Scan the data below for the string "Market". Copy every line where it appears.

MATERIALS PROVIDED:
——
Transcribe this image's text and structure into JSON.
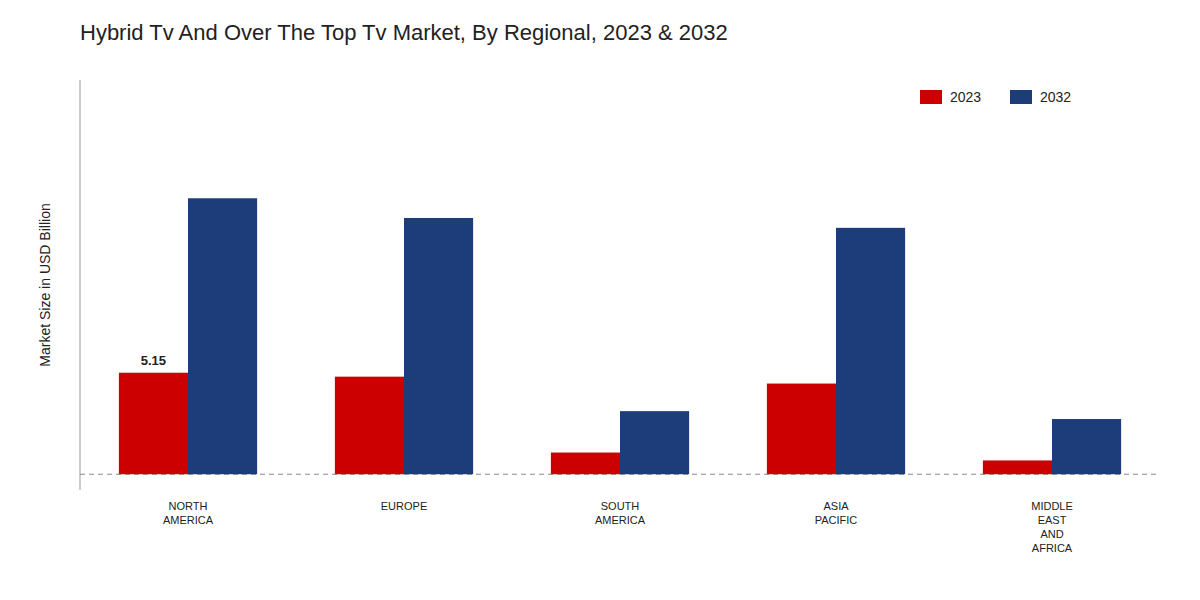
{
  "chart_data": {
    "type": "bar",
    "title": "Hybrid Tv And Over The Top Tv Market, By Regional, 2023 & 2032",
    "y_label": "Market Size in USD Billion",
    "categories": [
      "NORTH\nAMERICA",
      "EUROPE",
      "SOUTH\nAMERICA",
      "ASIA\nPACIFIC",
      "MIDDLE\nEAST\nAND\nAFRICA"
    ],
    "series": [
      {
        "name": "2023",
        "color": "#cc0000",
        "values": [
          5.15,
          4.95,
          1.1,
          4.6,
          0.7
        ]
      },
      {
        "name": "2032",
        "color": "#1c3d7a",
        "values": [
          14.0,
          13.0,
          3.2,
          12.5,
          2.8
        ]
      }
    ],
    "annotation": "5.15",
    "reference_lines": [
      {
        "value": 0,
        "line_style": "dashed"
      }
    ],
    "ylim": [
      -0.8,
      20.0
    ],
    "grid": false,
    "legend": "upper right",
    "tick_labels": "x"
  }
}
——
FINISHED TASK:
    "title": "Hybrid Tv And Over The Top Tv Market, By Regional, 2023 & 2032",
    "y_label": "Market Size in USD Billion",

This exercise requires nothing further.